START Excerpted records
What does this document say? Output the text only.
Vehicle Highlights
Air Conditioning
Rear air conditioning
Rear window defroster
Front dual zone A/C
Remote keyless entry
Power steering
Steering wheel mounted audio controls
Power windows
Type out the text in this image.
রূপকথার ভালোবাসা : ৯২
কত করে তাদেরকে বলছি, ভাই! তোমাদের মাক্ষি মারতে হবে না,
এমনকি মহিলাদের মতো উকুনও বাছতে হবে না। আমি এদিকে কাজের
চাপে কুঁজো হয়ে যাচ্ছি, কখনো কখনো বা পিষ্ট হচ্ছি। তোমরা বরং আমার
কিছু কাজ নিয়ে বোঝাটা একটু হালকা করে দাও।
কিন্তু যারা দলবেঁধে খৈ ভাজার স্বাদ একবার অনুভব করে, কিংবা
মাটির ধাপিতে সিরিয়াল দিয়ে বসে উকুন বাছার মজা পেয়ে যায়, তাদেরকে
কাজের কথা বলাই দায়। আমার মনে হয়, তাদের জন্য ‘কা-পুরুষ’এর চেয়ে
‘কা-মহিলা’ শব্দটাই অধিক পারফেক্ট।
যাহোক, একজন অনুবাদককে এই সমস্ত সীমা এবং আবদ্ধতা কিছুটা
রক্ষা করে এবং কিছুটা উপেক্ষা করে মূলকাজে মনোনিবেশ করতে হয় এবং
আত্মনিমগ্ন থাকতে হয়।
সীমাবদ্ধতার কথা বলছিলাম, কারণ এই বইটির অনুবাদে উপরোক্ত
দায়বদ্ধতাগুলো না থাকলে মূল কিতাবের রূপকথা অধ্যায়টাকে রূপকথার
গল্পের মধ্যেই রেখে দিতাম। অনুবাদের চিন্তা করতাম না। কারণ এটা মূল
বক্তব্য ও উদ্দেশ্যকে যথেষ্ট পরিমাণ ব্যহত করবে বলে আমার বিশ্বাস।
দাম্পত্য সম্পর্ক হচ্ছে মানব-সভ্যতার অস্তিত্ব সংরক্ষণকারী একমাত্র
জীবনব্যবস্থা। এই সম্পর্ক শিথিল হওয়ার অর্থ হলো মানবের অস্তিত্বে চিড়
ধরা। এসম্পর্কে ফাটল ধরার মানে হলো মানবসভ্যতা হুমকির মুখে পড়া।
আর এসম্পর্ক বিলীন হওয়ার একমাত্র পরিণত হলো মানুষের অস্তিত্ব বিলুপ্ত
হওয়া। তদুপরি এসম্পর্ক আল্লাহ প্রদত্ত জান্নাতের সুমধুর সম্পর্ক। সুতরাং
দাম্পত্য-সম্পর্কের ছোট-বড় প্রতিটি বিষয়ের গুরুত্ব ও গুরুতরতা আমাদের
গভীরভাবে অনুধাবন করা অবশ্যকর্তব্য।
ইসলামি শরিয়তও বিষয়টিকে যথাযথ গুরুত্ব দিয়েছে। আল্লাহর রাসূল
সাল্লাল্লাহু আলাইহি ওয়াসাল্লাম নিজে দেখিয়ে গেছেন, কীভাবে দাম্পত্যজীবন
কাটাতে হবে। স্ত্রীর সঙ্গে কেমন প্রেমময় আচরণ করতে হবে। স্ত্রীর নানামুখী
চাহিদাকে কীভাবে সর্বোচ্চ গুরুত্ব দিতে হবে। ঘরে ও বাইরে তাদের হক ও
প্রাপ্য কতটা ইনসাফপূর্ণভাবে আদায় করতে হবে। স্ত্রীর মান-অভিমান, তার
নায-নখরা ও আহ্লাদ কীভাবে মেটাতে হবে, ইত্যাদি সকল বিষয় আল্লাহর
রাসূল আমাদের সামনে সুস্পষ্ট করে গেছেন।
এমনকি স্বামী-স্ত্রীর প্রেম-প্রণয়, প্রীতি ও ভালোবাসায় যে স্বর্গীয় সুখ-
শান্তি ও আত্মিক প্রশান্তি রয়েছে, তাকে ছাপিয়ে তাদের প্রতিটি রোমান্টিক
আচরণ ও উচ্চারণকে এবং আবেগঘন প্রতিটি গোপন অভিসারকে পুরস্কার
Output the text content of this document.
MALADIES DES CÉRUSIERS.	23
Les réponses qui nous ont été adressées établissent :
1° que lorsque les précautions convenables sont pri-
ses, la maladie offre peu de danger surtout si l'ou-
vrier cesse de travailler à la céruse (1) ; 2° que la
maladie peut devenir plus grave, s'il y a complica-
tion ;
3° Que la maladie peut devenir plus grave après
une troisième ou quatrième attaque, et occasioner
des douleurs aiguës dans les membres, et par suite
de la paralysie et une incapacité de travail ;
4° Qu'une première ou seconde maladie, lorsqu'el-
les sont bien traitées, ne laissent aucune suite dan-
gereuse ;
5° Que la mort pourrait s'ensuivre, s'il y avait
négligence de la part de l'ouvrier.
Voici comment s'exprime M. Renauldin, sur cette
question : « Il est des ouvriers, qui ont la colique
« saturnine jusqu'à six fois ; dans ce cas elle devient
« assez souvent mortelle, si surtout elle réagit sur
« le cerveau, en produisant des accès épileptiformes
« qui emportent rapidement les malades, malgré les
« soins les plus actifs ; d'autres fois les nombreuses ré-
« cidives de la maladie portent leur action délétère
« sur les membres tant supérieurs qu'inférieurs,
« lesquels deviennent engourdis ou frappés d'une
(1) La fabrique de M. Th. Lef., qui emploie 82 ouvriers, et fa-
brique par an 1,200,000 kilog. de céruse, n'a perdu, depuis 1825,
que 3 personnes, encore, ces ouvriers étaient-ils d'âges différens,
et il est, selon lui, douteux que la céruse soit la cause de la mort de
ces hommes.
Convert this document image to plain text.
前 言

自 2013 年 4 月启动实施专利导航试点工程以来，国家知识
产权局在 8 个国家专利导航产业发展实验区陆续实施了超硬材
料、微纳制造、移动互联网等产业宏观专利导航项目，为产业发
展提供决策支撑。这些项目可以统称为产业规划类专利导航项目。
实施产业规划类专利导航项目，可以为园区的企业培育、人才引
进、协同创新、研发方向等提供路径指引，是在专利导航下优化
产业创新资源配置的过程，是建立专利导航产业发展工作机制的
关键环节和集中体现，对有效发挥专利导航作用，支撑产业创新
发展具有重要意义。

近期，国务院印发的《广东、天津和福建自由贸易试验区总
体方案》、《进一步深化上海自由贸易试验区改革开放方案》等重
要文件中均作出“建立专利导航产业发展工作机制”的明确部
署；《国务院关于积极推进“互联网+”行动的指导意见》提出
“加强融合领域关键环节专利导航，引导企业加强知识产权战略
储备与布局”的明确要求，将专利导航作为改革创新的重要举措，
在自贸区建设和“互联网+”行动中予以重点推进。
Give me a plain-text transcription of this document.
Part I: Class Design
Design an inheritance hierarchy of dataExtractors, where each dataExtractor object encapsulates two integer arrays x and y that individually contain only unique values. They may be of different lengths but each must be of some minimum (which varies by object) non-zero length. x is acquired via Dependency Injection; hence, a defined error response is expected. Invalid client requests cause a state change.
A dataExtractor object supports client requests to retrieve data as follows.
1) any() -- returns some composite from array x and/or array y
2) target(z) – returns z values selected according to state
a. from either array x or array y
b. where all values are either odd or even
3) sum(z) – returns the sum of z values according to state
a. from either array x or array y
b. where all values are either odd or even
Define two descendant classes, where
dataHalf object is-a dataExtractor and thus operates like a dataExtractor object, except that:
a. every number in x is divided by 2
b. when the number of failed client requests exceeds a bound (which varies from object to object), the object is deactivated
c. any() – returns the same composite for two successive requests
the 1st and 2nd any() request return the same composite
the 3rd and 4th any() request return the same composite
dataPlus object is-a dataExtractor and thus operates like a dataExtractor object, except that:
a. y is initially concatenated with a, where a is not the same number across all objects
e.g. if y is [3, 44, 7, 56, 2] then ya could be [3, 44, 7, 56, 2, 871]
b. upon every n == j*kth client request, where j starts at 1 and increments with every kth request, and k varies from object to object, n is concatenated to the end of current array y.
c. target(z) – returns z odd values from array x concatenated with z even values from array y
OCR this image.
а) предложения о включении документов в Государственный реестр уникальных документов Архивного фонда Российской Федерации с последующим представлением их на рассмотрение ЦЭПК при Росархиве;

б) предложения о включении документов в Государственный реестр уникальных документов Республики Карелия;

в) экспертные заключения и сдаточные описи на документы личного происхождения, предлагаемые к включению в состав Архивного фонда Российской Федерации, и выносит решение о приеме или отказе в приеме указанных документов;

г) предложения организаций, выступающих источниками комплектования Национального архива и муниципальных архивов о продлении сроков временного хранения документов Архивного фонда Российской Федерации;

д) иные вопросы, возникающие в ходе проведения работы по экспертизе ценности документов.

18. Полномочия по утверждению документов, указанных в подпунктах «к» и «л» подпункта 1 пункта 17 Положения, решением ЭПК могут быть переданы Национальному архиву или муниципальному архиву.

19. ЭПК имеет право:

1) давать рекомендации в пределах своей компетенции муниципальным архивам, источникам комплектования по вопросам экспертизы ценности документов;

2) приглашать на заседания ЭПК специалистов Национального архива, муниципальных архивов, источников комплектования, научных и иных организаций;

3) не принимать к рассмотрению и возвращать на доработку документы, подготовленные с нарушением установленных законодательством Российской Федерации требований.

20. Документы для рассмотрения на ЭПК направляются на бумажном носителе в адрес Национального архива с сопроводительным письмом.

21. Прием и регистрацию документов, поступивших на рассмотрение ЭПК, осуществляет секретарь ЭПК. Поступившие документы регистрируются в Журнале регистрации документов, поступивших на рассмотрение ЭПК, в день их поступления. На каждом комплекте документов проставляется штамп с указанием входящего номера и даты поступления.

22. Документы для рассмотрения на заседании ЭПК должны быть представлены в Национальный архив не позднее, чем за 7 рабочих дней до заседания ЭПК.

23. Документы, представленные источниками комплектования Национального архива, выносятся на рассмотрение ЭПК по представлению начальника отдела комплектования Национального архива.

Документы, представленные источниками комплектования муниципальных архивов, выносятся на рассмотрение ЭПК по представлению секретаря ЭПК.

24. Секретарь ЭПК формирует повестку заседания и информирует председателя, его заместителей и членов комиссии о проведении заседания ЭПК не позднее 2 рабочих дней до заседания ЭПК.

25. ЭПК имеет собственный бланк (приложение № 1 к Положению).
END Excerpted records
Goal
Find all lines with "выносятся" in them and copy each one.

Solution
23. Документы, представленные источниками комплектования Национального архива, выносятся на рассмотрение ЭПК по представлению начальника отдела комплектования Национального архива.
Документы, представленные источниками комплектования муниципальных архивов, выносятся на рассмотрение ЭПК по представлению секретаря ЭПК.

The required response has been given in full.